= WHAT YOU NEED TO DO =
For the listing below, give the count of lines containing the string "than" and nothing else.
□ □ □
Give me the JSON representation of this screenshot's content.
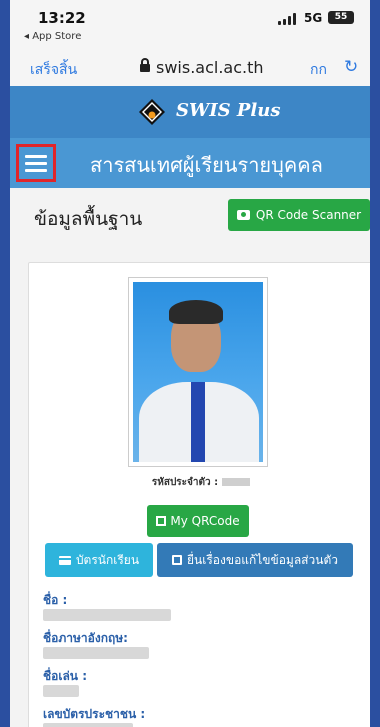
{
  "status_bar": {
    "time": "13:22",
    "back_app": "◂ App Store",
    "network": "5G",
    "battery": "55"
  },
  "browser": {
    "done_label": "เสร็จสิ้น",
    "url": "swis.acl.ac.th",
    "text_size": "กก",
    "reload_icon": "reload-icon"
  },
  "brand": {
    "name": "SWIS Plus",
    "logo_icon": "swis-logo-icon"
  },
  "header": {
    "title": "สารสนเทศผู้เรียนรายบุคคล",
    "menu_icon": "hamburger-menu-icon"
  },
  "section": {
    "title": "ข้อมูลพื้นฐาน",
    "qr_scanner_label": "QR Code Scanner"
  },
  "profile": {
    "student_id_label": "รหัสประจำตัว :",
    "my_qrcode_label": "My QRCode",
    "student_card_label": "บัตรนักเรียน",
    "edit_request_label": "ยื่นเรื่องขอแก้ไขข้อมูลส่วนตัว",
    "fields": [
      {
        "label": "ชื่อ :"
      },
      {
        "label": "ชื่อภาษาอังกฤษ:"
      },
      {
        "label": "ชื่อเล่น :"
      },
      {
        "label": "เลขบัตรประชาชน :"
      }
    ]
  },
  "colors": {
    "brand_bar": "#3d86c6",
    "title_bar": "#4a97d3",
    "success": "#28a745",
    "info": "#2eb4dc",
    "primary": "#337ab7",
    "highlight": "#e0252a"
  }
}
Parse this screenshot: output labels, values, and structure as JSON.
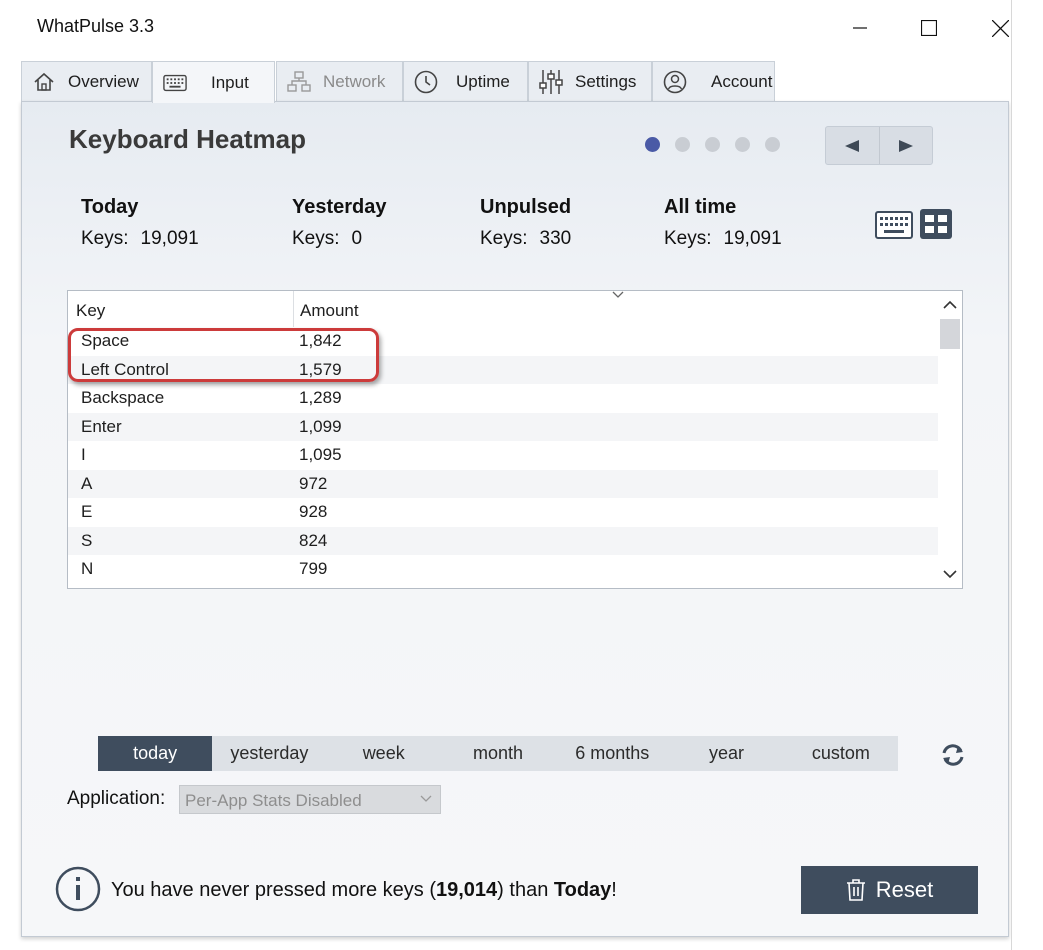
{
  "window": {
    "title": "WhatPulse 3.3"
  },
  "tabs": [
    {
      "label": "Overview",
      "icon": "home-icon"
    },
    {
      "label": "Input",
      "icon": "keyboard-icon",
      "active": true
    },
    {
      "label": "Network",
      "icon": "network-icon",
      "disabled": true
    },
    {
      "label": "Uptime",
      "icon": "clock-icon"
    },
    {
      "label": "Settings",
      "icon": "sliders-icon"
    },
    {
      "label": "Account",
      "icon": "user-icon"
    }
  ],
  "page": {
    "heading": "Keyboard Heatmap",
    "carousel_active_index": 0,
    "carousel_count": 5
  },
  "stats": {
    "today": {
      "label": "Today",
      "keys_label": "Keys:",
      "keys": "19,091"
    },
    "yesterday": {
      "label": "Yesterday",
      "keys_label": "Keys:",
      "keys": "0"
    },
    "unpulsed": {
      "label": "Unpulsed",
      "keys_label": "Keys:",
      "keys": "330"
    },
    "all_time": {
      "label": "All time",
      "keys_label": "Keys:",
      "keys": "19,091"
    }
  },
  "table": {
    "columns": [
      "Key",
      "Amount"
    ],
    "rows": [
      {
        "key": "Space",
        "amount": "1,842"
      },
      {
        "key": "Left Control",
        "amount": "1,579"
      },
      {
        "key": "Backspace",
        "amount": "1,289"
      },
      {
        "key": "Enter",
        "amount": "1,099"
      },
      {
        "key": "I",
        "amount": "1,095"
      },
      {
        "key": "A",
        "amount": "972"
      },
      {
        "key": "E",
        "amount": "928"
      },
      {
        "key": "S",
        "amount": "824"
      },
      {
        "key": "N",
        "amount": "799"
      }
    ]
  },
  "range": {
    "options": [
      "today",
      "yesterday",
      "week",
      "month",
      "6 months",
      "year",
      "custom"
    ],
    "selected": "today"
  },
  "application": {
    "label": "Application:",
    "value": "Per-App Stats Disabled"
  },
  "footer": {
    "prefix": "You have never pressed more keys (",
    "count": "19,014",
    "middle": ") than ",
    "day": "Today",
    "suffix": "!",
    "reset_label": "Reset"
  },
  "colors": {
    "accent": "#3f4d5e",
    "dot_active": "#4a5aa6",
    "highlight": "#cc3b3b"
  }
}
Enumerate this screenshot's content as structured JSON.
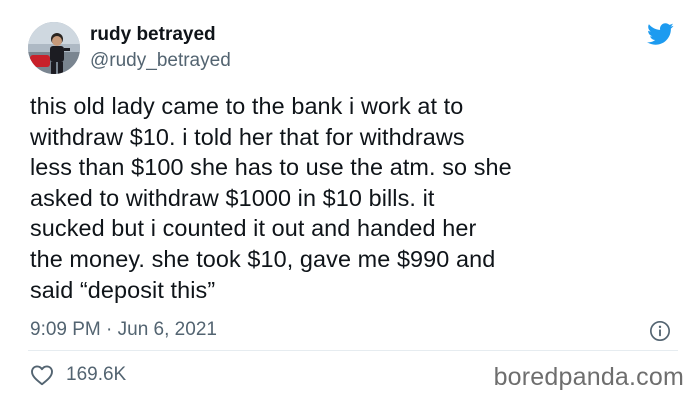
{
  "tweet": {
    "display_name": "rudy betrayed",
    "handle": "@rudy_betrayed",
    "text": "this old lady came to the bank i work at to\nwithdraw $10. i told her that for withdraws\nless than $100 she has to use the atm. so she\nasked to withdraw $1000 in $10 bills. it\nsucked but i counted it out and handed her\nthe money. she took $10, gave me $990 and\nsaid “deposit this”",
    "timestamp": "9:09 PM · Jun 6, 2021",
    "likes": "169.6K"
  },
  "watermark": "boredpanda.com",
  "icons": {
    "brand": "twitter-bird-icon",
    "info": "info-icon",
    "like": "heart-icon"
  },
  "colors": {
    "twitter_blue": "#1d9bf0",
    "text": "#0f1419",
    "secondary": "#536471"
  }
}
□ □ □
= TASK RESULT =
2